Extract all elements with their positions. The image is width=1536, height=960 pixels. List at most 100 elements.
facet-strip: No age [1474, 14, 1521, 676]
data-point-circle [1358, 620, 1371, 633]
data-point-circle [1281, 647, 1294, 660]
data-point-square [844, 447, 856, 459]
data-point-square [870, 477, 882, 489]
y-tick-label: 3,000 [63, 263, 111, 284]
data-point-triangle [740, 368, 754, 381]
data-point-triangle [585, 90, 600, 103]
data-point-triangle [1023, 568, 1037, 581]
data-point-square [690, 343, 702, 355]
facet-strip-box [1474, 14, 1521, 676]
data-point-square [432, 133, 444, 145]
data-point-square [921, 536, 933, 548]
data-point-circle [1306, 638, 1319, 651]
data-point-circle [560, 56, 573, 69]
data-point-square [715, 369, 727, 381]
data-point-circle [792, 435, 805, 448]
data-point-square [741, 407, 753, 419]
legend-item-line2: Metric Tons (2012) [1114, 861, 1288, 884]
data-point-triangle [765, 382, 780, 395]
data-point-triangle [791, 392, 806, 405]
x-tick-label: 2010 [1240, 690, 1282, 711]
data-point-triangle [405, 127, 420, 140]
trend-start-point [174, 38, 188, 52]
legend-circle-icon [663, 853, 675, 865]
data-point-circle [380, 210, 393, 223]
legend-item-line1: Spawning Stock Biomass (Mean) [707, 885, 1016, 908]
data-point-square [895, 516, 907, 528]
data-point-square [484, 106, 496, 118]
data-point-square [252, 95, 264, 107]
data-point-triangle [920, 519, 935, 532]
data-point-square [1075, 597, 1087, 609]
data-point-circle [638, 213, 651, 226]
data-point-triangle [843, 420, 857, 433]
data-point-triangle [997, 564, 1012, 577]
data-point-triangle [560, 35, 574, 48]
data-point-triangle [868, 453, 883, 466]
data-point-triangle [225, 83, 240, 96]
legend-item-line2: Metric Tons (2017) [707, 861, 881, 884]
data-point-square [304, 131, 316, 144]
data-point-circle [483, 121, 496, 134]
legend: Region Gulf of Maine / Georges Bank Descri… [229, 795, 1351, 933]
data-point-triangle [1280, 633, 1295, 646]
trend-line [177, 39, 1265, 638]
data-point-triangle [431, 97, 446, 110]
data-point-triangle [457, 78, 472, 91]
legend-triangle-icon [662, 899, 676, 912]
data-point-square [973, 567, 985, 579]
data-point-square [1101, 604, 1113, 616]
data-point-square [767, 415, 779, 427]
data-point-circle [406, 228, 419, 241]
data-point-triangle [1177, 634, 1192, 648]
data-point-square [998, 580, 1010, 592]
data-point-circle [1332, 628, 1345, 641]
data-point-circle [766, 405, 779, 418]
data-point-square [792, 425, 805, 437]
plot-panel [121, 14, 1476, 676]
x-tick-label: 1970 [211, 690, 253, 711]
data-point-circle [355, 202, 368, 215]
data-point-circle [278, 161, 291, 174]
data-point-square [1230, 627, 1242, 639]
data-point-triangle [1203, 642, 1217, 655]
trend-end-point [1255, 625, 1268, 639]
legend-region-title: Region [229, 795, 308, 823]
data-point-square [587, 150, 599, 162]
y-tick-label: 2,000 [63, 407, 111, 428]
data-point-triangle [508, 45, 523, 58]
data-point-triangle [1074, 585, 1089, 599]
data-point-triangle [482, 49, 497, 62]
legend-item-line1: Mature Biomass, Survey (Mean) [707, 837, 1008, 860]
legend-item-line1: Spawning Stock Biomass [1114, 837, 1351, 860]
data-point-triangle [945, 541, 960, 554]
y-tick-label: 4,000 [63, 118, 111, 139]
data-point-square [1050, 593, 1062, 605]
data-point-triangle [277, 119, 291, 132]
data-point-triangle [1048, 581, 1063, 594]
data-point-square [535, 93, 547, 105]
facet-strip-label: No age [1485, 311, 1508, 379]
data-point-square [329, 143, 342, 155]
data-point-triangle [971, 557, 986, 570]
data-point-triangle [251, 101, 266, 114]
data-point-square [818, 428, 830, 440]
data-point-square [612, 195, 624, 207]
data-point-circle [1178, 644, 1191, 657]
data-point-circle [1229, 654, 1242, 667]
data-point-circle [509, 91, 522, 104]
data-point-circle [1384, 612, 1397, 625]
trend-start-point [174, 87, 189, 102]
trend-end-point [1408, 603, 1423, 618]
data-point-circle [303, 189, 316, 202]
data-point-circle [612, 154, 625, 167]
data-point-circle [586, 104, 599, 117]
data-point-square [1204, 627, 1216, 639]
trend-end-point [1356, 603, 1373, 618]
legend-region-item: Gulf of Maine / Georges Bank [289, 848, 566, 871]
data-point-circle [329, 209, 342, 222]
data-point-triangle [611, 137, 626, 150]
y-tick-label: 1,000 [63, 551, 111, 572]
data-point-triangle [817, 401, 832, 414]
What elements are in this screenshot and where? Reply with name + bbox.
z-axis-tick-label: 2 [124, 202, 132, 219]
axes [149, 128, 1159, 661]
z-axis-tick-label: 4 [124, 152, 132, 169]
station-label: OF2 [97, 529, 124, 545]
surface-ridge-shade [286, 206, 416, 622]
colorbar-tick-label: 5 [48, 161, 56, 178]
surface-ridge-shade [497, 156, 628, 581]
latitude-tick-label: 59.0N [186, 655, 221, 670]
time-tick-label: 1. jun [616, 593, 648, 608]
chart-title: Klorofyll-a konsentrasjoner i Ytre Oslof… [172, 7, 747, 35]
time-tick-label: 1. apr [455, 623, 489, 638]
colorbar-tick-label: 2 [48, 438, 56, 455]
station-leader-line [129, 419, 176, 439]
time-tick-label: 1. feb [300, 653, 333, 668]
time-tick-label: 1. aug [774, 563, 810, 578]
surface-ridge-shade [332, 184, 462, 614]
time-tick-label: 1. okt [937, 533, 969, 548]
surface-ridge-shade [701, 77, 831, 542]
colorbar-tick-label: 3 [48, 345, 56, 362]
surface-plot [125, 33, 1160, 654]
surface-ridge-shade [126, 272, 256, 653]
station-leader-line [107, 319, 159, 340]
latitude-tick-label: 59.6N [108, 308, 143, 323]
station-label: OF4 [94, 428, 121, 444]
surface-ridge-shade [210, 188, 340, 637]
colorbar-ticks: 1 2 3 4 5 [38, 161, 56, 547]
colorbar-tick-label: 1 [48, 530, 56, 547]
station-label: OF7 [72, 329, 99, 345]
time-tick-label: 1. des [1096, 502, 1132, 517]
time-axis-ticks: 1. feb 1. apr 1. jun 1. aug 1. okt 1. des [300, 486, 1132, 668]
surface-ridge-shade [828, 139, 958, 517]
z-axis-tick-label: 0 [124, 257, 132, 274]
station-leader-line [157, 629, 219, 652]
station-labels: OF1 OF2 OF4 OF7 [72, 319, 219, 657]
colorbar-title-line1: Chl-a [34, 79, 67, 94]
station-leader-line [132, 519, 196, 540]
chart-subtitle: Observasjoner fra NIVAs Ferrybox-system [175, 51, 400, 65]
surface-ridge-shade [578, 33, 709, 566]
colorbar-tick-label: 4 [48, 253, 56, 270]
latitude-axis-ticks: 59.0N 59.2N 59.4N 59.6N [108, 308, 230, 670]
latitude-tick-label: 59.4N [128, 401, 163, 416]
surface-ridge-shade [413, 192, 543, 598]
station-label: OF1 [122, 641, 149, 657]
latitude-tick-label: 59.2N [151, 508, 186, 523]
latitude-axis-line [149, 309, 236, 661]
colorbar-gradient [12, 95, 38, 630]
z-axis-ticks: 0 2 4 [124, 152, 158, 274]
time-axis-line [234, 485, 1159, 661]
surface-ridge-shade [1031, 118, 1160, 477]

--- --- ---

WHAT THE EXERCISE ASKS:
Set down every one of the rows above again, word for word, keeping each line exactly as it stands.

SOLUTION TO THE PROBLEM:
Extract all elements with their positions. The image is width=1536, height=960 pixels. List at most 100 elements.
facet-strip: No age [1474, 14, 1521, 676]
data-point-circle [1358, 620, 1371, 633]
data-point-circle [1281, 647, 1294, 660]
data-point-square [844, 447, 856, 459]
data-point-square [870, 477, 882, 489]
y-tick-label: 3,000 [63, 263, 111, 284]
data-point-triangle [740, 368, 754, 381]
data-point-triangle [585, 90, 600, 103]
data-point-triangle [1023, 568, 1037, 581]
data-point-square [690, 343, 702, 355]
facet-strip-box [1474, 14, 1521, 676]
data-point-square [432, 133, 444, 145]
data-point-square [921, 536, 933, 548]
data-point-circle [1306, 638, 1319, 651]
data-point-circle [560, 56, 573, 69]
data-point-square [715, 369, 727, 381]
data-point-circle [792, 435, 805, 448]
data-point-square [741, 407, 753, 419]
legend-item-line2: Metric Tons (2012) [1114, 861, 1288, 884]
data-point-triangle [765, 382, 780, 395]
data-point-triangle [791, 392, 806, 405]
x-tick-label: 2010 [1240, 690, 1282, 711]
data-point-triangle [405, 127, 420, 140]
trend-start-point [174, 38, 188, 52]
legend-circle-icon [663, 853, 675, 865]
data-point-circle [380, 210, 393, 223]
legend-item-line1: Spawning Stock Biomass (Mean) [707, 885, 1016, 908]
data-point-square [895, 516, 907, 528]
data-point-square [484, 106, 496, 118]
data-point-square [252, 95, 264, 107]
data-point-triangle [920, 519, 935, 532]
data-point-square [1075, 597, 1087, 609]
data-point-circle [638, 213, 651, 226]
data-point-triangle [843, 420, 857, 433]
data-point-triangle [997, 564, 1012, 577]
data-point-triangle [560, 35, 574, 48]
data-point-triangle [868, 453, 883, 466]
data-point-triangle [225, 83, 240, 96]
legend-item-line2: Metric Tons (2017) [707, 861, 881, 884]
data-point-square [304, 131, 316, 144]
data-point-circle [483, 121, 496, 134]
legend: Region Gulf of Maine / Georges Bank Descri… [229, 795, 1351, 933]
data-point-triangle [1280, 633, 1295, 646]
trend-line [177, 39, 1265, 638]
data-point-triangle [431, 97, 446, 110]
data-point-triangle [457, 78, 472, 91]
legend-triangle-icon [662, 899, 676, 912]
data-point-square [973, 567, 985, 579]
data-point-square [1101, 604, 1113, 616]
data-point-square [767, 415, 779, 427]
data-point-circle [406, 228, 419, 241]
data-point-triangle [1177, 634, 1192, 648]
data-point-square [998, 580, 1010, 592]
data-point-circle [1332, 628, 1345, 641]
data-point-circle [766, 405, 779, 418]
data-point-square [792, 425, 805, 437]
plot-panel [121, 14, 1476, 676]
x-tick-label: 1970 [211, 690, 253, 711]
data-point-circle [355, 202, 368, 215]
data-point-circle [278, 161, 291, 174]
data-point-square [1230, 627, 1242, 639]
data-point-triangle [1203, 642, 1217, 655]
trend-end-point [1255, 625, 1268, 639]
legend-region-title: Region [229, 795, 308, 823]
data-point-square [587, 150, 599, 162]
y-tick-label: 2,000 [63, 407, 111, 428]
data-point-triangle [508, 45, 523, 58]
data-point-triangle [1074, 585, 1089, 599]
data-point-triangle [482, 49, 497, 62]
legend-item-line1: Mature Biomass, Survey (Mean) [707, 837, 1008, 860]
legend-item-line1: Spawning Stock Biomass [1114, 837, 1351, 860]
data-point-triangle [945, 541, 960, 554]
y-tick-label: 4,000 [63, 118, 111, 139]
data-point-square [1050, 593, 1062, 605]
data-point-triangle [277, 119, 291, 132]
data-point-triangle [1048, 581, 1063, 594]
data-point-square [535, 93, 547, 105]
facet-strip-label: No age [1485, 311, 1508, 379]
data-point-square [329, 143, 342, 155]
data-point-triangle [971, 557, 986, 570]
data-point-triangle [251, 101, 266, 114]
data-point-square [818, 428, 830, 440]
data-point-square [612, 195, 624, 207]
data-point-circle [1178, 644, 1191, 657]
data-point-circle [1229, 654, 1242, 667]
data-point-circle [509, 91, 522, 104]
data-point-circle [1384, 612, 1397, 625]
trend-start-point [174, 87, 189, 102]
trend-end-point [1408, 603, 1423, 618]
data-point-circle [303, 189, 316, 202]
data-point-circle [612, 154, 625, 167]
data-point-circle [586, 104, 599, 117]
data-point-square [1204, 627, 1216, 639]
trend-end-point [1356, 603, 1373, 618]
legend-region-item: Gulf of Maine / Georges Bank [289, 848, 566, 871]
data-point-circle [329, 209, 342, 222]
data-point-triangle [611, 137, 626, 150]
y-tick-label: 1,000 [63, 551, 111, 572]
data-point-triangle [817, 401, 832, 414]
What elements are in this screenshot and where? Reply with name + bbox.
z-axis-tick-label: 2 [124, 202, 132, 219]
axes [149, 128, 1159, 661]
z-axis-tick-label: 4 [124, 152, 132, 169]
station-label: OF2 [97, 529, 124, 545]
surface-ridge-shade [286, 206, 416, 622]
colorbar-tick-label: 5 [48, 161, 56, 178]
surface-ridge-shade [497, 156, 628, 581]
latitude-tick-label: 59.0N [186, 655, 221, 670]
time-tick-label: 1. jun [616, 593, 648, 608]
chart-title: Klorofyll-a konsentrasjoner i Ytre Oslof… [172, 7, 747, 35]
time-tick-label: 1. apr [455, 623, 489, 638]
colorbar-tick-label: 2 [48, 438, 56, 455]
station-leader-line [129, 419, 176, 439]
time-tick-label: 1. feb [300, 653, 333, 668]
time-tick-label: 1. aug [774, 563, 810, 578]
surface-ridge-shade [332, 184, 462, 614]
time-tick-label: 1. okt [937, 533, 969, 548]
surface-ridge-shade [701, 77, 831, 542]
colorbar-tick-label: 3 [48, 345, 56, 362]
surface-plot [125, 33, 1160, 654]
surface-ridge-shade [126, 272, 256, 653]
station-leader-line [107, 319, 159, 340]
latitude-tick-label: 59.6N [108, 308, 143, 323]
station-label: OF4 [94, 428, 121, 444]
surface-ridge-shade [210, 188, 340, 637]
colorbar-ticks: 1 2 3 4 5 [38, 161, 56, 547]
colorbar-tick-label: 1 [48, 530, 56, 547]
station-label: OF7 [72, 329, 99, 345]
time-tick-label: 1. des [1096, 502, 1132, 517]
time-axis-ticks: 1. feb 1. apr 1. jun 1. aug 1. okt 1. des [300, 486, 1132, 668]
surface-ridge-shade [828, 139, 958, 517]
z-axis-tick-label: 0 [124, 257, 132, 274]
station-leader-line [157, 629, 219, 652]
station-labels: OF1 OF2 OF4 OF7 [72, 319, 219, 657]
colorbar-title-line1: Chl-a [34, 79, 67, 94]
station-leader-line [132, 519, 196, 540]
chart-subtitle: Observasjoner fra NIVAs Ferrybox-system [175, 51, 400, 65]
surface-ridge-shade [578, 33, 709, 566]
colorbar-tick-label: 4 [48, 253, 56, 270]
latitude-axis-ticks: 59.0N 59.2N 59.4N 59.6N [108, 308, 230, 670]
latitude-tick-label: 59.4N [128, 401, 163, 416]
surface-ridge-shade [413, 192, 543, 598]
station-label: OF1 [122, 641, 149, 657]
latitude-tick-label: 59.2N [151, 508, 186, 523]
latitude-axis-line [149, 309, 236, 661]
colorbar-gradient [12, 95, 38, 630]
z-axis-ticks: 0 2 4 [124, 152, 158, 274]
time-axis-line [234, 485, 1159, 661]
surface-ridge-shade [1031, 118, 1160, 477]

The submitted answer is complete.